## Aim
Reproduce every entry in the listing without alteration.

## Material supplied
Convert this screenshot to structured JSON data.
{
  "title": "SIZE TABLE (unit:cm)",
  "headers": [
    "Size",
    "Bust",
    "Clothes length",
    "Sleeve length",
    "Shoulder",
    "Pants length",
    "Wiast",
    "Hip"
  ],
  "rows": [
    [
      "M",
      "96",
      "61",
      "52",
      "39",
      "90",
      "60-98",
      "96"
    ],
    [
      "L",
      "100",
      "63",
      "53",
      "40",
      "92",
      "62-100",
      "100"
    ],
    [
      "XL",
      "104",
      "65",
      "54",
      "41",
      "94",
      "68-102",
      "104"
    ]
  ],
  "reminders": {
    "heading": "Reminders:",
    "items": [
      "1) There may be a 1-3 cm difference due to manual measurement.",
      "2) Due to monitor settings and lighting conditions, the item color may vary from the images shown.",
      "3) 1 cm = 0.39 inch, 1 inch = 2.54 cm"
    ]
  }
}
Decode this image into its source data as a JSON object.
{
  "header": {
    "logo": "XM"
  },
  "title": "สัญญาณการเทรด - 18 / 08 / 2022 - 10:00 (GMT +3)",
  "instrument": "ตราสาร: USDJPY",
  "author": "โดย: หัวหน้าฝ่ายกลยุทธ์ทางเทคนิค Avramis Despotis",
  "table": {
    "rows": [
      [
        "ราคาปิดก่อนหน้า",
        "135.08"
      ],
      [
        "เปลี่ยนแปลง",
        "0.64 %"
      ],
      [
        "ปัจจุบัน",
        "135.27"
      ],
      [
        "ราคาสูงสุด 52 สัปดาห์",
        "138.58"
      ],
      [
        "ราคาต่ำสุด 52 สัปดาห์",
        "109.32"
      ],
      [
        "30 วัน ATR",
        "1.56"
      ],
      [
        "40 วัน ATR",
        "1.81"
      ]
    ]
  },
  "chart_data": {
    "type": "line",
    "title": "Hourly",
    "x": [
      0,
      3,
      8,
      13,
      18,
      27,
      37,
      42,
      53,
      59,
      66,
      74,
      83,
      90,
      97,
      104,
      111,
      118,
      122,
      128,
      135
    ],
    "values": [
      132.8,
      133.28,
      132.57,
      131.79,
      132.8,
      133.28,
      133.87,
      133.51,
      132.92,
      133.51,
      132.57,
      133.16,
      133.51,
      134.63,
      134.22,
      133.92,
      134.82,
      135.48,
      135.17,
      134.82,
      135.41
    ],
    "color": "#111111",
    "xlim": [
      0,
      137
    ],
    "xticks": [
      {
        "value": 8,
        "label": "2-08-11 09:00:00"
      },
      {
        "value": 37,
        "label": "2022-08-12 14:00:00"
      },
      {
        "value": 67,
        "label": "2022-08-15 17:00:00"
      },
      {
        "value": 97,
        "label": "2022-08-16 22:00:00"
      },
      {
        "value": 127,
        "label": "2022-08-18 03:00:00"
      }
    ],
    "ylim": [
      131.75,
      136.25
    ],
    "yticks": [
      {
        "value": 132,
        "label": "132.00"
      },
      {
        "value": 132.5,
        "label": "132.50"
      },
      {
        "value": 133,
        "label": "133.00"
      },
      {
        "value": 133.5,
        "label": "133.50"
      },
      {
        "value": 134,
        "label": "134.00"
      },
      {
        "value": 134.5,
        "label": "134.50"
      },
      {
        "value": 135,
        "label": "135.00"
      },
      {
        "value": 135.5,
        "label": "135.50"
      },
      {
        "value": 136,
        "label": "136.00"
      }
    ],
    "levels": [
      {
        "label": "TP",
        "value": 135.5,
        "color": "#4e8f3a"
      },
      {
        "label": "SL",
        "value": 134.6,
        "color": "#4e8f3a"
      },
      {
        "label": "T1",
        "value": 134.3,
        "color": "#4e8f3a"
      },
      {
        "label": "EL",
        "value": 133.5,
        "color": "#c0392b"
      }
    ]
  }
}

## Response to the task
Convert this screenshot to structured JSON data.
{
  "title": "SIZE TABLE (unit:cm)",
  "headers": [
    "Size",
    "Bust",
    "Clothes length",
    "Sleeve length",
    "Shoulder",
    "Pants length",
    "Wiast",
    "Hip"
  ],
  "rows": [
    [
      "M",
      "96",
      "61",
      "52",
      "39",
      "90",
      "60-98",
      "96"
    ],
    [
      "L",
      "100",
      "63",
      "53",
      "40",
      "92",
      "62-100",
      "100"
    ],
    [
      "XL",
      "104",
      "65",
      "54",
      "41",
      "94",
      "68-102",
      "104"
    ]
  ],
  "reminders": {
    "heading": "Reminders:",
    "items": [
      "1) There may be a 1-3 cm difference due to manual measurement.",
      "2) Due to monitor settings and lighting conditions, the item color may vary from the images shown.",
      "3) 1 cm = 0.39 inch, 1 inch = 2.54 cm"
    ]
  }
}
Decode this image into its source data as a JSON object.
{
  "header": {
    "logo": "XM"
  },
  "title": "สัญญาณการเทรด - 18 / 08 / 2022 - 10:00 (GMT +3)",
  "instrument": "ตราสาร: USDJPY",
  "author": "โดย: หัวหน้าฝ่ายกลยุทธ์ทางเทคนิค Avramis Despotis",
  "table": {
    "rows": [
      [
        "ราคาปิดก่อนหน้า",
        "135.08"
      ],
      [
        "เปลี่ยนแปลง",
        "0.64 %"
      ],
      [
        "ปัจจุบัน",
        "135.27"
      ],
      [
        "ราคาสูงสุด 52 สัปดาห์",
        "138.58"
      ],
      [
        "ราคาต่ำสุด 52 สัปดาห์",
        "109.32"
      ],
      [
        "30 วัน ATR",
        "1.56"
      ],
      [
        "40 วัน ATR",
        "1.81"
      ]
    ]
  },
  "chart_data": {
    "type": "line",
    "title": "Hourly",
    "x": [
      0,
      3,
      8,
      13,
      18,
      27,
      37,
      42,
      53,
      59,
      66,
      74,
      83,
      90,
      97,
      104,
      111,
      118,
      122,
      128,
      135
    ],
    "values": [
      132.8,
      133.28,
      132.57,
      131.79,
      132.8,
      133.28,
      133.87,
      133.51,
      132.92,
      133.51,
      132.57,
      133.16,
      133.51,
      134.63,
      134.22,
      133.92,
      134.82,
      135.48,
      135.17,
      134.82,
      135.41
    ],
    "color": "#111111",
    "xlim": [
      0,
      137
    ],
    "xticks": [
      {
        "value": 8,
        "label": "2-08-11 09:00:00"
      },
      {
        "value": 37,
        "label": "2022-08-12 14:00:00"
      },
      {
        "value": 67,
        "label": "2022-08-15 17:00:00"
      },
      {
        "value": 97,
        "label": "2022-08-16 22:00:00"
      },
      {
        "value": 127,
        "label": "2022-08-18 03:00:00"
      }
    ],
    "ylim": [
      131.75,
      136.25
    ],
    "yticks": [
      {
        "value": 132,
        "label": "132.00"
      },
      {
        "value": 132.5,
        "label": "132.50"
      },
      {
        "value": 133,
        "label": "133.00"
      },
      {
        "value": 133.5,
        "label": "133.50"
      },
      {
        "value": 134,
        "label": "134.00"
      },
      {
        "value": 134.5,
        "label": "134.50"
      },
      {
        "value": 135,
        "label": "135.00"
      },
      {
        "value": 135.5,
        "label": "135.50"
      },
      {
        "value": 136,
        "label": "136.00"
      }
    ],
    "levels": [
      {
        "label": "TP",
        "value": 135.5,
        "color": "#4e8f3a"
      },
      {
        "label": "SL",
        "value": 134.6,
        "color": "#4e8f3a"
      },
      {
        "label": "T1",
        "value": 134.3,
        "color": "#4e8f3a"
      },
      {
        "label": "EL",
        "value": 133.5,
        "color": "#c0392b"
      }
    ]
  }
}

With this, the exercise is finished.